— BEGIN —

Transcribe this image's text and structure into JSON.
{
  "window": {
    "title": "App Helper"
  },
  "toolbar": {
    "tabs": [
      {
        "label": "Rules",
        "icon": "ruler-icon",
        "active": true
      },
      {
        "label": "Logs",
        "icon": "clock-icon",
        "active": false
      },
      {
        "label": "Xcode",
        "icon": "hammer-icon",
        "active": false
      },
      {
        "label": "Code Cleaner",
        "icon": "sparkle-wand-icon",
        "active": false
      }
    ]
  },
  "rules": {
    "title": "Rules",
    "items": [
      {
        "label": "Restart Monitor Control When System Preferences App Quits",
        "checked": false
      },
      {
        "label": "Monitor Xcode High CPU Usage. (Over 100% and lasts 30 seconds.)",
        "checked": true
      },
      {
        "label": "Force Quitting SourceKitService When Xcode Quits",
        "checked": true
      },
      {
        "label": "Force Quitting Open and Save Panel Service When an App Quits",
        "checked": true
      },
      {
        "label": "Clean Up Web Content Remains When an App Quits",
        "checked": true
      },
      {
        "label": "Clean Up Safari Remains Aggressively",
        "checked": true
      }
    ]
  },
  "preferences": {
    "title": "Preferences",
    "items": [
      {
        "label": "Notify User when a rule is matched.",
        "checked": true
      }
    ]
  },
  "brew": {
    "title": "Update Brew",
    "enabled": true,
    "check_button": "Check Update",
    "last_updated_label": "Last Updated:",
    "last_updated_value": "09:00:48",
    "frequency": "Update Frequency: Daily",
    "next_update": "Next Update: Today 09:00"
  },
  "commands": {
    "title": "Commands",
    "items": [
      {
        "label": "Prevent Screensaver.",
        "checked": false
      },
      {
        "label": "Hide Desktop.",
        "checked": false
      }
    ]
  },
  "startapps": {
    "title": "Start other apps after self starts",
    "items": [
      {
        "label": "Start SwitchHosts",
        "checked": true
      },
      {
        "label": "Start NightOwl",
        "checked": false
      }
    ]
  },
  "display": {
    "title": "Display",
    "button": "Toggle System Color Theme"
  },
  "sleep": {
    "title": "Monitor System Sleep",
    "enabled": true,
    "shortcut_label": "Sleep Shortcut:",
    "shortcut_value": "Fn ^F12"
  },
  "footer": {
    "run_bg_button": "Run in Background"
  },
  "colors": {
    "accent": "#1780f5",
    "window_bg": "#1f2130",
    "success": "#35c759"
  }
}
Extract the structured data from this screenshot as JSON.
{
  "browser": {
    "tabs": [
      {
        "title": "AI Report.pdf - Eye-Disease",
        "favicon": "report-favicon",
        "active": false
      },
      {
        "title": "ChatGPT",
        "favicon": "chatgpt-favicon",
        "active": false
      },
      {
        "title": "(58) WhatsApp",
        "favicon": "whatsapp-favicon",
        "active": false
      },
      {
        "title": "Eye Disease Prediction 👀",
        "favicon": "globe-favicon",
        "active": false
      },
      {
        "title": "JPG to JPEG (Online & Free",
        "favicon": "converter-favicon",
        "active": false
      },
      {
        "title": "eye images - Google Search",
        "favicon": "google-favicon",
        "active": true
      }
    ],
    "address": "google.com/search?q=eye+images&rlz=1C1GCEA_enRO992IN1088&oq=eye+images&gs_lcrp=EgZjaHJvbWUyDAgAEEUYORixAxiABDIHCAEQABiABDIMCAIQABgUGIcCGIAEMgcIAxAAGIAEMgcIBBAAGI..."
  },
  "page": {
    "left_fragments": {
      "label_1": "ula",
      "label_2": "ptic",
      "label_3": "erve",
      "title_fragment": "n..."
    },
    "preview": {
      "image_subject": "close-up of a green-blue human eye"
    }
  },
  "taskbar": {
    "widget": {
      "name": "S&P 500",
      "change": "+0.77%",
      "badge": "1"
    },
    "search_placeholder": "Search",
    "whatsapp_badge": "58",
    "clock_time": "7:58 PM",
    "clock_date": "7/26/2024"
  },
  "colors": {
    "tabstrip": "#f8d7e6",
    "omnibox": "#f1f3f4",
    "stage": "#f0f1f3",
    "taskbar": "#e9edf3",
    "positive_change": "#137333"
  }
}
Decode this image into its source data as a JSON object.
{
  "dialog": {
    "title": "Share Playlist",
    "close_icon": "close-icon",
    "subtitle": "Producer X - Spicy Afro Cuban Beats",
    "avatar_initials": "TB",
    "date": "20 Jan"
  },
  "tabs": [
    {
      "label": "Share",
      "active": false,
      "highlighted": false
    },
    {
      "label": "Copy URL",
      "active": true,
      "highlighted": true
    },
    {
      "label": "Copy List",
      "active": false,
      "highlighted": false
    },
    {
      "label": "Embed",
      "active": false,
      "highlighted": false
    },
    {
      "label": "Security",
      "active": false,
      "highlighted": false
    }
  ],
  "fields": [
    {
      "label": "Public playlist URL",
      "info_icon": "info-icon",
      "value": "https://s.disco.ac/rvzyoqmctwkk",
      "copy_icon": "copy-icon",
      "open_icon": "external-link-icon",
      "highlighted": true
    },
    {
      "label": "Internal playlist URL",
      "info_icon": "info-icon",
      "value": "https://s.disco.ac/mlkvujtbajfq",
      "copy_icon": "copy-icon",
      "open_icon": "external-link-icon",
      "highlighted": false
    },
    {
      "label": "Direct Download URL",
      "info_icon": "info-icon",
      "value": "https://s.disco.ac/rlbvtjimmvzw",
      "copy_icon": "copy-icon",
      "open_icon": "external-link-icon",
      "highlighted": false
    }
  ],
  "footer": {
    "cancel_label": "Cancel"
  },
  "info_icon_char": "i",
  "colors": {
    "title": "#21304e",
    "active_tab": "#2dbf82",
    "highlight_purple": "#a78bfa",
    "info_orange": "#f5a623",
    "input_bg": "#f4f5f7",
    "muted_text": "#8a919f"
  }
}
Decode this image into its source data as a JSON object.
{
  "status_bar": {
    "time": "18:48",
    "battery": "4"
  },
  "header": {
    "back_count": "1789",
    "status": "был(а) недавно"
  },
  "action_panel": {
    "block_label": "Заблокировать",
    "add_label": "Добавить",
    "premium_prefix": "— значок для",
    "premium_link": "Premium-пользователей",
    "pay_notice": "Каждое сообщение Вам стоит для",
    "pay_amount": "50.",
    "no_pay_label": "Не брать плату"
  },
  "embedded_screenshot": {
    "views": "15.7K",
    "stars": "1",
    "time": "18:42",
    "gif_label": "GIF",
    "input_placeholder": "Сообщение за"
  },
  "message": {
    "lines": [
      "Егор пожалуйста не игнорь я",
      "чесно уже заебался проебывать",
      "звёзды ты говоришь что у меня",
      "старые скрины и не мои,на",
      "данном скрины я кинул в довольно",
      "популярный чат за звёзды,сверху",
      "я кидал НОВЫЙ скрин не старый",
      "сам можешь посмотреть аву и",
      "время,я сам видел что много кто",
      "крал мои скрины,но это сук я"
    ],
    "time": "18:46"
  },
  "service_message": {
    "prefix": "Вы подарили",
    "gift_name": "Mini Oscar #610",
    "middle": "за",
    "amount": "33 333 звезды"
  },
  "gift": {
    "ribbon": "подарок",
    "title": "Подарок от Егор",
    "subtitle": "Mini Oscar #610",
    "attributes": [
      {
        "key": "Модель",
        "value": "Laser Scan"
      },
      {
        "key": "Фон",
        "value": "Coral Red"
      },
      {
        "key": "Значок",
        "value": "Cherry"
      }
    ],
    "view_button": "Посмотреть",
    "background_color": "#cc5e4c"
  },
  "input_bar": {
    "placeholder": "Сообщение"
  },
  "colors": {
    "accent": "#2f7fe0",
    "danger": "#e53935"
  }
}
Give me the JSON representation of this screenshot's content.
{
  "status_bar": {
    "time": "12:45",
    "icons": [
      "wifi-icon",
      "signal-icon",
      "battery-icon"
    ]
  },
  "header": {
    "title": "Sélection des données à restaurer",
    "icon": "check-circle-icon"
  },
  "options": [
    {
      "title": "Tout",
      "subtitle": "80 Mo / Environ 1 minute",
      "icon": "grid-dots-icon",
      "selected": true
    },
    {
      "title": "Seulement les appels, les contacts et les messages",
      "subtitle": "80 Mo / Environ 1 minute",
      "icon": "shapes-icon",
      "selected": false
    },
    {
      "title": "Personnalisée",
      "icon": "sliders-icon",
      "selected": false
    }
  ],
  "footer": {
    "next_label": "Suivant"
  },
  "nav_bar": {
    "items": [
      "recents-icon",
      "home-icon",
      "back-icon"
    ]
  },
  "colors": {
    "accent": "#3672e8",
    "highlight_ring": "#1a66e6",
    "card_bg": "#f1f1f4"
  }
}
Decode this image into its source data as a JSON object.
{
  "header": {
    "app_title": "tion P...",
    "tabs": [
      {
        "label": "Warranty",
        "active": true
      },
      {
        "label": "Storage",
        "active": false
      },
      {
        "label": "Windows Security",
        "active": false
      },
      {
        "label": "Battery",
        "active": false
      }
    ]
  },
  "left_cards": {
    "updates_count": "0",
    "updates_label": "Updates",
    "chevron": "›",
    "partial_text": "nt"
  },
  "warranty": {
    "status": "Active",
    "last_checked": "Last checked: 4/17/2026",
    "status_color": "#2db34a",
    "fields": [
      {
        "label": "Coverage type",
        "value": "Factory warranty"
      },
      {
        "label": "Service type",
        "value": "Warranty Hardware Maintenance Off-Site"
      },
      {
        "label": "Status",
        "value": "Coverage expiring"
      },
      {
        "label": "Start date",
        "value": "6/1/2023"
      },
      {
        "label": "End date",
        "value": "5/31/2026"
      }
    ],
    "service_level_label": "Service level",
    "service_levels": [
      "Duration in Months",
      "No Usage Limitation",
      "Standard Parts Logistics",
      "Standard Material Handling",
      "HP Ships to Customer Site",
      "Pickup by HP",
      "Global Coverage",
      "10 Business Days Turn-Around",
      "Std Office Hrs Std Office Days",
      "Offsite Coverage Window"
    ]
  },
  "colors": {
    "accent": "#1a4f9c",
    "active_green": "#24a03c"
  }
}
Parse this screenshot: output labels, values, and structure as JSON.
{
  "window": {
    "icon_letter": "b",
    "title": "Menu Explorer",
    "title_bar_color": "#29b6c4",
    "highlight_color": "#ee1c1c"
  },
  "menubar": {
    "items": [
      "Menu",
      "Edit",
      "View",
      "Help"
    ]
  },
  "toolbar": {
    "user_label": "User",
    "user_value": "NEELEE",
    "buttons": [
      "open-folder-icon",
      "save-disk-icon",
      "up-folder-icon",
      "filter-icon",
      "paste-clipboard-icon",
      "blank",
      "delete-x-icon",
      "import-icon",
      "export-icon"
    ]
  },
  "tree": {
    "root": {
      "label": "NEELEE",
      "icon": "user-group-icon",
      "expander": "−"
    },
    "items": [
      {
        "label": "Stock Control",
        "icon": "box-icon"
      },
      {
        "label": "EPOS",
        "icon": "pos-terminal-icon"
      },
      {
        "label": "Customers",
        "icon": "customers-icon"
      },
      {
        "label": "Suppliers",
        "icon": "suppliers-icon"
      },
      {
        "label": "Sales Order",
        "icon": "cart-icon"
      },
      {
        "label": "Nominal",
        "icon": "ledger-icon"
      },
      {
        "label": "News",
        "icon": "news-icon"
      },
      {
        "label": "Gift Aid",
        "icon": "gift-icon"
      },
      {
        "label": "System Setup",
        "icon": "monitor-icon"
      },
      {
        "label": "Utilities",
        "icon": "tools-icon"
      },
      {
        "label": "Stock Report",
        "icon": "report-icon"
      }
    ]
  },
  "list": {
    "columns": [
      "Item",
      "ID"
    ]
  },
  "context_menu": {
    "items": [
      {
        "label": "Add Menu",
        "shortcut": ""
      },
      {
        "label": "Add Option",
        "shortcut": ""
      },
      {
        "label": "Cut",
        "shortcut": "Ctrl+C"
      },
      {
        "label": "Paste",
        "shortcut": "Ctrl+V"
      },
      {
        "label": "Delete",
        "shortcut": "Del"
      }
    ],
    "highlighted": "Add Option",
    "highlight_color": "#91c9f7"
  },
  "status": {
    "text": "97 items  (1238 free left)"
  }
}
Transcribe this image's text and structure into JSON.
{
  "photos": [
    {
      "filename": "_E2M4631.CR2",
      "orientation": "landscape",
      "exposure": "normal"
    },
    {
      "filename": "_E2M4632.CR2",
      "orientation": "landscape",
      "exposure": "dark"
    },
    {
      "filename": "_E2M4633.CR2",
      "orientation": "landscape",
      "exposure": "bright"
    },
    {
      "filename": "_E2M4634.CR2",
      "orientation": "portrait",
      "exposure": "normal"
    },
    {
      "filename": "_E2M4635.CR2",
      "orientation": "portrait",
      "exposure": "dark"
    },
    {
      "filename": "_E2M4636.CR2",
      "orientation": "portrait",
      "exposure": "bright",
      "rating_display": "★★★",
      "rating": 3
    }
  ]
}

— END —

◆ **Exercise goal**
Take every line from the data above that holds "Standard" and copy it out.

◆ **Answer to this problem**
      "Standard Parts Logistics",
      "Standard Material Handling",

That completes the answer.